*About this task*.
Resume the coca tea passage below, continuing directly after its final sentence.

*Text segment*.
= = = =
It is customary in England to drink tea with a small snack between 4:00 and 6:00pm every day and no one yet has thought to stage an intervention. Another of the many coca tea benefits include drug rehabilitation programs to ease the recovery of Cocaine addicted persons.
A cure for altitude sickness
Chewing on the leaves is known to help with the discomfort accompanying the adjustment to the high altitudes of many cities in Peru. Though the amount of scientific research on the efficacy of this cure is so far minimal, every backpacker I know who has made the trek to Machu Pichu confirms the coca tea benefits reported by the Native Americans populations of the Andes.
The closest city to Machu Pichu is Cusco (elevation 3,400 m [11,200 ft]) and it is routine to chew on the leaves for the fist few days while adjusting. The many Coca tea benefits are available in numberless local shops as dried leaves and are far cheaper than a trip to the pharmacy.
= = = =
*Recorded data*.
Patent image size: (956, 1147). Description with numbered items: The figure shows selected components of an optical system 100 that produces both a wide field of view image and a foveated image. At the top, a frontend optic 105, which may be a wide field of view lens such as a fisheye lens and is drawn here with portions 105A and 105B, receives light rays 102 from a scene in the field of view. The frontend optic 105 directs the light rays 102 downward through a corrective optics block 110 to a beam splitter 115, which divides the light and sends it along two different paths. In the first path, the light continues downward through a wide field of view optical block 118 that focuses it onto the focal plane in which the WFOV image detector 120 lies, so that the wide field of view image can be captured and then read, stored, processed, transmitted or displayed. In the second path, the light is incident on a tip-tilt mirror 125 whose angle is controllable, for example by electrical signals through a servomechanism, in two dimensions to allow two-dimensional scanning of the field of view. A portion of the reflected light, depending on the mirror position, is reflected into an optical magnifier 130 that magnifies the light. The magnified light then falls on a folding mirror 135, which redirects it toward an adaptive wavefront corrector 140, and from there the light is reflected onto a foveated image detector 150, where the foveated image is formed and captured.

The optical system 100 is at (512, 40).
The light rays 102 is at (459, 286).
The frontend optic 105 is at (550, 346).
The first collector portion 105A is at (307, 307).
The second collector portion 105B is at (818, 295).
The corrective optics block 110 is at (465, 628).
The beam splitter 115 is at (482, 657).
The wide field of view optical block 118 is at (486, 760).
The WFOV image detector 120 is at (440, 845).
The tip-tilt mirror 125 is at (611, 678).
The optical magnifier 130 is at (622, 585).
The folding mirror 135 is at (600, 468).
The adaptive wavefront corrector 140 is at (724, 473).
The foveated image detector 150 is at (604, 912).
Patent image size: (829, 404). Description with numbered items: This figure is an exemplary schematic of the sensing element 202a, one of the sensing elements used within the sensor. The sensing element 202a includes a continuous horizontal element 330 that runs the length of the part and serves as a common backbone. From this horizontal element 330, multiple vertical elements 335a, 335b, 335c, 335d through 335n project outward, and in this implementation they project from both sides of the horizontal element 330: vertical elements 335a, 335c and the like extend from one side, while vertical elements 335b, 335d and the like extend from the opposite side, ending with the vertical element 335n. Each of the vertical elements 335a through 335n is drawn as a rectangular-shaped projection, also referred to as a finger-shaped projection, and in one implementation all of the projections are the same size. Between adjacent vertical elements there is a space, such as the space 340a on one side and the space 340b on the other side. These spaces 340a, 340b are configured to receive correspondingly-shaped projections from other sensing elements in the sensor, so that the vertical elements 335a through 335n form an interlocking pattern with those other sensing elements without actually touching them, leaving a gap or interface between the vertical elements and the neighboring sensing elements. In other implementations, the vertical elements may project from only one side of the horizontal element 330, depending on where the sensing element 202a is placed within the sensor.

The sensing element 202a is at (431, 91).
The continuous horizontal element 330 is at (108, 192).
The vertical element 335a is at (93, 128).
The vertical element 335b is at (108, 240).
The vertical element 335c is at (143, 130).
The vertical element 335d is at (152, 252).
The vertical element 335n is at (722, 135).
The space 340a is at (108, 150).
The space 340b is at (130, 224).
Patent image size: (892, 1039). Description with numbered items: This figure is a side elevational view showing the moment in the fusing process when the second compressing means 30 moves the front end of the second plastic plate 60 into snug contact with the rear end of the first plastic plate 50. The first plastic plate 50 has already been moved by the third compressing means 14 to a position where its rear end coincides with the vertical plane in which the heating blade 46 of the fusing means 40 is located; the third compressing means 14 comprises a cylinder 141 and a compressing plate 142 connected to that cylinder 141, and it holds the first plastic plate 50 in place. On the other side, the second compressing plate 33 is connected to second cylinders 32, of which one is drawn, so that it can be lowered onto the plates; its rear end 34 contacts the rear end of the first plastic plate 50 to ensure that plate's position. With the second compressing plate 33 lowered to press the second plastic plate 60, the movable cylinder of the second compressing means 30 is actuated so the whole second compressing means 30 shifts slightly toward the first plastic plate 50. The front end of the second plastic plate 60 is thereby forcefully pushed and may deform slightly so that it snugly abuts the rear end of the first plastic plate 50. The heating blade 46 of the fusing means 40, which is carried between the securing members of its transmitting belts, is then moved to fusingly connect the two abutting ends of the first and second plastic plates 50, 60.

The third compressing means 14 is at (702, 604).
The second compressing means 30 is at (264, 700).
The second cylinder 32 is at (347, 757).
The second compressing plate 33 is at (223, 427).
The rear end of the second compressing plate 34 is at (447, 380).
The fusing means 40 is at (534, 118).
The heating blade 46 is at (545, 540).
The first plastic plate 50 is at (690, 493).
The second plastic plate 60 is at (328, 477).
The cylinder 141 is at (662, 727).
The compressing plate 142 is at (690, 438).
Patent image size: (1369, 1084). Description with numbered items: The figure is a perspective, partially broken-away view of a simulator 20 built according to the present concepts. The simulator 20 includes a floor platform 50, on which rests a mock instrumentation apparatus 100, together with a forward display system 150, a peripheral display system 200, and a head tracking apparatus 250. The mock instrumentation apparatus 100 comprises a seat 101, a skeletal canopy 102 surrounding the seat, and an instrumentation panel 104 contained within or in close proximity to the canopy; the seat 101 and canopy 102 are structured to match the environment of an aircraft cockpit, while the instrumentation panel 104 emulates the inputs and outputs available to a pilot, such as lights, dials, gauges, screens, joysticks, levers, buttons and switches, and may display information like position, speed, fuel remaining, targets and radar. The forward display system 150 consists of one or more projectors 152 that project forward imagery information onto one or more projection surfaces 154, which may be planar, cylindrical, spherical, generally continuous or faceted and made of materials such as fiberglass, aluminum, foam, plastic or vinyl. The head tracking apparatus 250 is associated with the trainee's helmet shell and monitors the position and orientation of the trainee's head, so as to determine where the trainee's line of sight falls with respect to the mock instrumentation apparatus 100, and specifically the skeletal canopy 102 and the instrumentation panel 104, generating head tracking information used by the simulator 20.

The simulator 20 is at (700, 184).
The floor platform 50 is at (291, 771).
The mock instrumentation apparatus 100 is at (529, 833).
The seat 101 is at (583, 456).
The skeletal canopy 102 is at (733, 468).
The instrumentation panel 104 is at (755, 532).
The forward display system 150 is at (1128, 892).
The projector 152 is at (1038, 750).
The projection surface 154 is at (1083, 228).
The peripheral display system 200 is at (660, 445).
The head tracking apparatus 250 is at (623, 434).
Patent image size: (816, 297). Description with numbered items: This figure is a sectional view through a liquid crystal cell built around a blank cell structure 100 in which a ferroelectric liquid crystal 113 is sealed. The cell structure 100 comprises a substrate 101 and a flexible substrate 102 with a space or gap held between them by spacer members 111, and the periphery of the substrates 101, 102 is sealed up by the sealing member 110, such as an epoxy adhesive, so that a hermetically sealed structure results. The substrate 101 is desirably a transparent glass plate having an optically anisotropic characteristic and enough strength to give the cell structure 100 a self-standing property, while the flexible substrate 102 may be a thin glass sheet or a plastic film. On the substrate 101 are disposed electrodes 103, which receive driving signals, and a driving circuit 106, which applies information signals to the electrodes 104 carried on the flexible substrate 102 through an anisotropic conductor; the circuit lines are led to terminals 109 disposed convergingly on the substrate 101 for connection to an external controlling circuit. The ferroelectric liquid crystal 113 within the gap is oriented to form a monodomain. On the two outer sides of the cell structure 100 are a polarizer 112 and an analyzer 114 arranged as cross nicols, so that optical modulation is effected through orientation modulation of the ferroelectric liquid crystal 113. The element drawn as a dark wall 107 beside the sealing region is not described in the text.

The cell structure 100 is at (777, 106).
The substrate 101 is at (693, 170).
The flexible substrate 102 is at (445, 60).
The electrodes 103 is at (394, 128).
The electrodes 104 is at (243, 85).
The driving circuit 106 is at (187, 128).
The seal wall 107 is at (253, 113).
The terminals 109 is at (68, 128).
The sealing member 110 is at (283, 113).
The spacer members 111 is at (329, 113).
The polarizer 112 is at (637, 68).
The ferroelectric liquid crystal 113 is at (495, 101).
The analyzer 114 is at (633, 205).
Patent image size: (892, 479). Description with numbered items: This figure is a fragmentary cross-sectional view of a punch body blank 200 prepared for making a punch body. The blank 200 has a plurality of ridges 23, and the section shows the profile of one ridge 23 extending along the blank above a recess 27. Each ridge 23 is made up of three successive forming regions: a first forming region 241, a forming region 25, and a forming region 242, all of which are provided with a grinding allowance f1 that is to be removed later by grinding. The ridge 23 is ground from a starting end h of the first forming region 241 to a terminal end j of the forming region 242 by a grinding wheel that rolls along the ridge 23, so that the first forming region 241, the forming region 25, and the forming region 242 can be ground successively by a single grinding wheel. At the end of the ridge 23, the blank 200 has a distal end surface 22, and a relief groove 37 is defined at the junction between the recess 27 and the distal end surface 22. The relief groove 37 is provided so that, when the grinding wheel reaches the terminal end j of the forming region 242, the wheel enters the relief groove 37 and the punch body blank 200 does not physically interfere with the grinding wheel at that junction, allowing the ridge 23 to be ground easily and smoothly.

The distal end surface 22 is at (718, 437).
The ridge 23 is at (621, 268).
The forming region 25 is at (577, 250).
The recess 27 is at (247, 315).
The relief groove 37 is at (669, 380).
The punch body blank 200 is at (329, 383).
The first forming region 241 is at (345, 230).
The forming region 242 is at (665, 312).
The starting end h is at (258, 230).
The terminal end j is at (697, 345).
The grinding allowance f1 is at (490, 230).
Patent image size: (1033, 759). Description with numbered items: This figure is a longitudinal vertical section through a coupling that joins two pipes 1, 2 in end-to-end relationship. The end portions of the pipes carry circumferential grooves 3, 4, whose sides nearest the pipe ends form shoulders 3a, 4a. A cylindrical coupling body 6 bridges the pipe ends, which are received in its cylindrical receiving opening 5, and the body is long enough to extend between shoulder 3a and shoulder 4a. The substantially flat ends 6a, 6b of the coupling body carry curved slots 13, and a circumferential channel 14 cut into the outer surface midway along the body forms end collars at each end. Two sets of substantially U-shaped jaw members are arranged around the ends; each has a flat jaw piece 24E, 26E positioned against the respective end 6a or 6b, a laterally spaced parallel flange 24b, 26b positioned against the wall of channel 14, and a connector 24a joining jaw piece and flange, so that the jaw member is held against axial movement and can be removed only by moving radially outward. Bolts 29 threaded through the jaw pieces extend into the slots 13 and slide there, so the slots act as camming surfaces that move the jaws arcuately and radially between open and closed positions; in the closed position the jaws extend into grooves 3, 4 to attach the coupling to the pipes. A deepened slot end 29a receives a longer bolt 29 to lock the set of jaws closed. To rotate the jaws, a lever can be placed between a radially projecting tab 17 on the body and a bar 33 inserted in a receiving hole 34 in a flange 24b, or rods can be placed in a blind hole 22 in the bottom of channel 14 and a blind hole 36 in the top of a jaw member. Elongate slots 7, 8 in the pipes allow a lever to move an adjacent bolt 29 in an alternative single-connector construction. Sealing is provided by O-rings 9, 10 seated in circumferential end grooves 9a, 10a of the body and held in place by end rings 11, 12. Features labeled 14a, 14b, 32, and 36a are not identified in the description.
= = = =
*Task result*.
The coca tea benefits are outweighed by the possible negative health effects
This myth is another confusion of the alkaloid cocaine with the plant it comes from. Coca in it’s natural state is harmless. The fact that potatoes sometimes contain neurotoxins or that apple seeds contain cyanide is no cause for alarm because the poisonous chemicals are innocuous when consumed in such small quantities.
Good for digestion
Have a stomach ache? The coca tea benefits anyone suffering from gastrointestinal distress. I have talked to many people here in Colombia who swear by it, and as in Peru it is cheaper than Pepto-Bismol. I myself have experienced how coca tea benefits and settles the stomach.
The growing popularity of holistic medicine, organic vegetables, and natural foods means that the United States is more ready than ever for cessation of the ban and an acknowledgement of the many ways coca tea benefits the human body.
High in vitamins and minerals
The leaves are a good source of vitamins A and C, as well as calcium, riboflavin, iron, phosphorous, and potassium.
Where to find: Markets all over Latin America. The tea that I tried came from a small shop in Parque Arvi. Just walk out of the metro cable cars down the road and it’s on your right after coming down the hill path lined with venders selling Jewelry, Botero miniatures, snacks, desserts, and clothing.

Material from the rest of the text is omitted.